## Goal
Across the listing below, how many lines hold "likes"? Reply with the number by itself.
*** Data entries ***
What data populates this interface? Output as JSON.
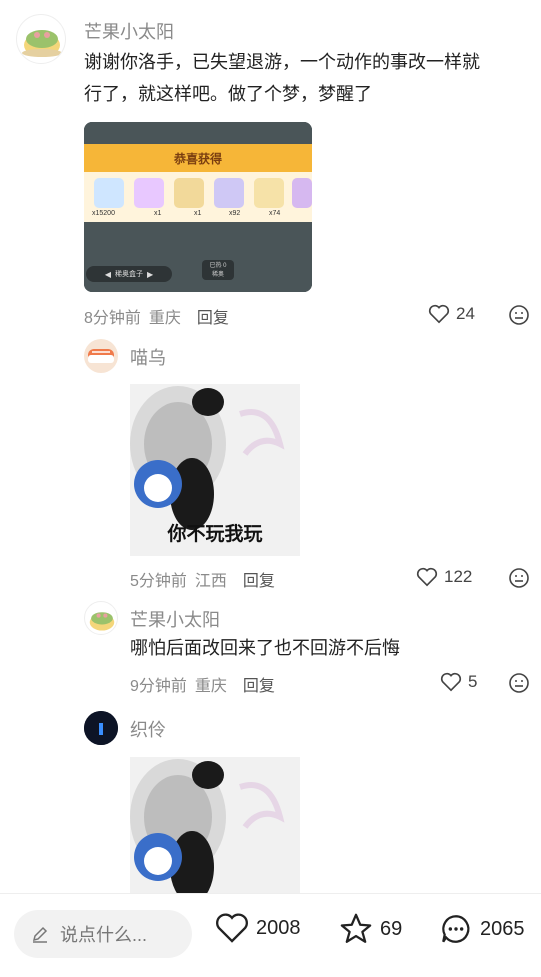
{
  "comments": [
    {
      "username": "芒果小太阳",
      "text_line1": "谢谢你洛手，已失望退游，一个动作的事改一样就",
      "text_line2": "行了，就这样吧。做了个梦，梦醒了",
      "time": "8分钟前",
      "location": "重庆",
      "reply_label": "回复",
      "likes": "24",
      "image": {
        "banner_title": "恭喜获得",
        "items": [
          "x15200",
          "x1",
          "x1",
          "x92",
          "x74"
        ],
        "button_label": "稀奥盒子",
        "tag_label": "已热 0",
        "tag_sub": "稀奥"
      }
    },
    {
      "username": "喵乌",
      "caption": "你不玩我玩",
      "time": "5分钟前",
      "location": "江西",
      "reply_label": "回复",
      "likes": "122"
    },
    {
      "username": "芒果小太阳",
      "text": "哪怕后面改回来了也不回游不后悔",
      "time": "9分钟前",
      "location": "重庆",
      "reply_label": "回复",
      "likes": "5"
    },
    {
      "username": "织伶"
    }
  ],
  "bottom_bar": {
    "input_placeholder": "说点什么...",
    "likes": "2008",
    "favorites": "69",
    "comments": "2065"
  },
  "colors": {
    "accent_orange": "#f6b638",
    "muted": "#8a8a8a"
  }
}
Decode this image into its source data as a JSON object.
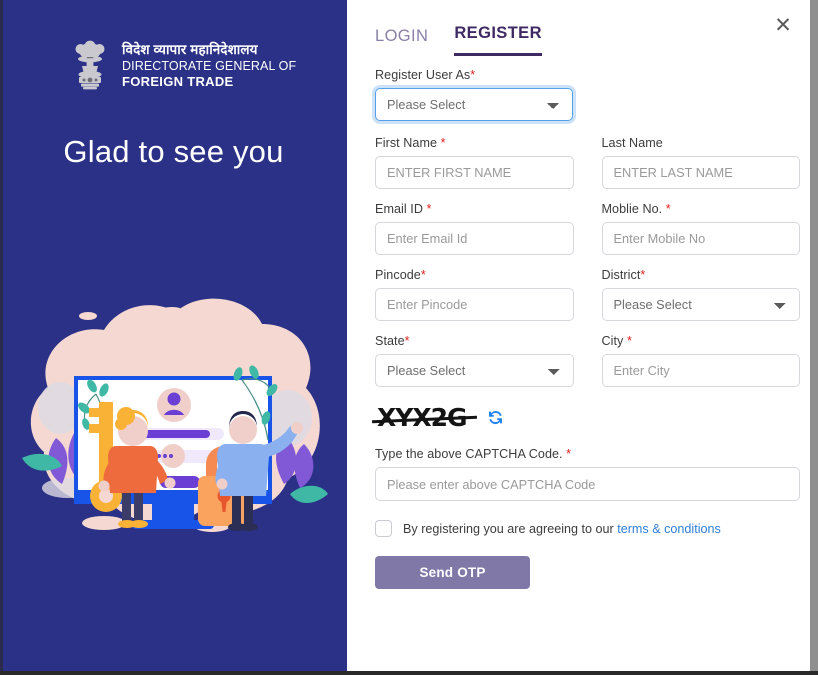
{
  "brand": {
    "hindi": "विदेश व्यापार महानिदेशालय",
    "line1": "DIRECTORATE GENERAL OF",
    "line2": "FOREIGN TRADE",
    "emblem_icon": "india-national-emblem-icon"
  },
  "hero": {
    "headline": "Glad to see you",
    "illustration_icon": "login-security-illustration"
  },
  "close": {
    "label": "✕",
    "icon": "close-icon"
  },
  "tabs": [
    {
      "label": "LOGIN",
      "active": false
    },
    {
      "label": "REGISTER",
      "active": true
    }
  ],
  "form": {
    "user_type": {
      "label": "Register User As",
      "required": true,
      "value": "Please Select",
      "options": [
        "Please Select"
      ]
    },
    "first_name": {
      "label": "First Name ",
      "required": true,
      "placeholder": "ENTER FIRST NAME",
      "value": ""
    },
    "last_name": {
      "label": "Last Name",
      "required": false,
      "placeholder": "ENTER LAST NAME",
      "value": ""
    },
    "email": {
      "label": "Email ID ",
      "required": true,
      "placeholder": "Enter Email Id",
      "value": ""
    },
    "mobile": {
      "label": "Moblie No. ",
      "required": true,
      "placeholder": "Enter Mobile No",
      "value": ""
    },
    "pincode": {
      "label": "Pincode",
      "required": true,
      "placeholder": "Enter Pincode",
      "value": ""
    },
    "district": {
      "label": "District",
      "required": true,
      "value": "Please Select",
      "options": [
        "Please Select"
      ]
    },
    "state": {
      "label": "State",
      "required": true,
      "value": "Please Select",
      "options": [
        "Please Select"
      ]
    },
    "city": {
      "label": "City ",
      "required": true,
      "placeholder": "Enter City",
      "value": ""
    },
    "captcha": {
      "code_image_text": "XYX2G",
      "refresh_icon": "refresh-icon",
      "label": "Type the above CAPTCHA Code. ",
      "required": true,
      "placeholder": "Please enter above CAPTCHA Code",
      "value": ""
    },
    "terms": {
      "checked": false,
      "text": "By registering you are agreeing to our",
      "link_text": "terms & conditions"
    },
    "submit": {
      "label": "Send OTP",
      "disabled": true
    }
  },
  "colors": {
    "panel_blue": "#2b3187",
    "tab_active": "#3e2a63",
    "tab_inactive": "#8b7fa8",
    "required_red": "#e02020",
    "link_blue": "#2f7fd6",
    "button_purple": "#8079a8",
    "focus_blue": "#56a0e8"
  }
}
***
*** Data entries ***
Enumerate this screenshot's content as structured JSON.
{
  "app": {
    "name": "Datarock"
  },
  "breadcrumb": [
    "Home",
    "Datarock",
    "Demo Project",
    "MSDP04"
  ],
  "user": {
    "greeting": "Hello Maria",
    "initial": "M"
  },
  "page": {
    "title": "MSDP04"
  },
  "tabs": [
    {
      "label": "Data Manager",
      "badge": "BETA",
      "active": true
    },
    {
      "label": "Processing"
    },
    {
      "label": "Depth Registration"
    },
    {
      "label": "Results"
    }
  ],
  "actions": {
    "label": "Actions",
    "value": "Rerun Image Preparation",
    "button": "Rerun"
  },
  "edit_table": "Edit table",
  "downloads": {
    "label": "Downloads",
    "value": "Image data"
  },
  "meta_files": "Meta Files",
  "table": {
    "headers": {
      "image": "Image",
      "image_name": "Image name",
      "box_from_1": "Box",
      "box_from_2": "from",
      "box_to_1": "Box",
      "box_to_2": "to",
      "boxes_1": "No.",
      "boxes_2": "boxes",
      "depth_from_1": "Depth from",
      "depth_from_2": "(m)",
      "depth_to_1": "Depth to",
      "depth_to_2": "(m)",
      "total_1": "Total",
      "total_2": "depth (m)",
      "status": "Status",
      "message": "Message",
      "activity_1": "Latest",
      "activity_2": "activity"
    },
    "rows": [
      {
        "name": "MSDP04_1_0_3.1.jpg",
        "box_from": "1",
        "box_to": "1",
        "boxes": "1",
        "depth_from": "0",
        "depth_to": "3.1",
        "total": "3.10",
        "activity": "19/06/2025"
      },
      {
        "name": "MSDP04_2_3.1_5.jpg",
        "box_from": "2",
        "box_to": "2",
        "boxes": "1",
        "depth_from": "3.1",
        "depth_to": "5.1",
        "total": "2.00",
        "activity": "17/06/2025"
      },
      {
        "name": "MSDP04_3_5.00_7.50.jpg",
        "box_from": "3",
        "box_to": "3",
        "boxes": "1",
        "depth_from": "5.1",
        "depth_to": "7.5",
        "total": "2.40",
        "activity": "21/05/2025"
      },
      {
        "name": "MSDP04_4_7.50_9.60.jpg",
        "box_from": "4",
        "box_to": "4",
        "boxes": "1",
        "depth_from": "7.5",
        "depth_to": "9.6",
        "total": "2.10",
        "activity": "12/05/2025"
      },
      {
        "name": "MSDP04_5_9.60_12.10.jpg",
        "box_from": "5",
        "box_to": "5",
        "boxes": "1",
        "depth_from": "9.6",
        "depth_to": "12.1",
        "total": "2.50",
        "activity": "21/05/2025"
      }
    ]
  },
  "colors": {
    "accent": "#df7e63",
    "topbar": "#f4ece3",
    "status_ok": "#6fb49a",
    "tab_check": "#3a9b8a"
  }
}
***
*** Data entries ***
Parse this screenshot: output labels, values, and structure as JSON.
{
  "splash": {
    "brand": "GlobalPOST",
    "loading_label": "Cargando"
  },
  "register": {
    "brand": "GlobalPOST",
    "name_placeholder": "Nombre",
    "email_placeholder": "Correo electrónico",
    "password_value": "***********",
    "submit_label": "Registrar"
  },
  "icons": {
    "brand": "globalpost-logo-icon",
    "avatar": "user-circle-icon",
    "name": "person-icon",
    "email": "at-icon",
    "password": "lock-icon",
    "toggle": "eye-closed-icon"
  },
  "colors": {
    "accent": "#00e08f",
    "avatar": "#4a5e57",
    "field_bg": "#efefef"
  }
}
***
## Final answer
4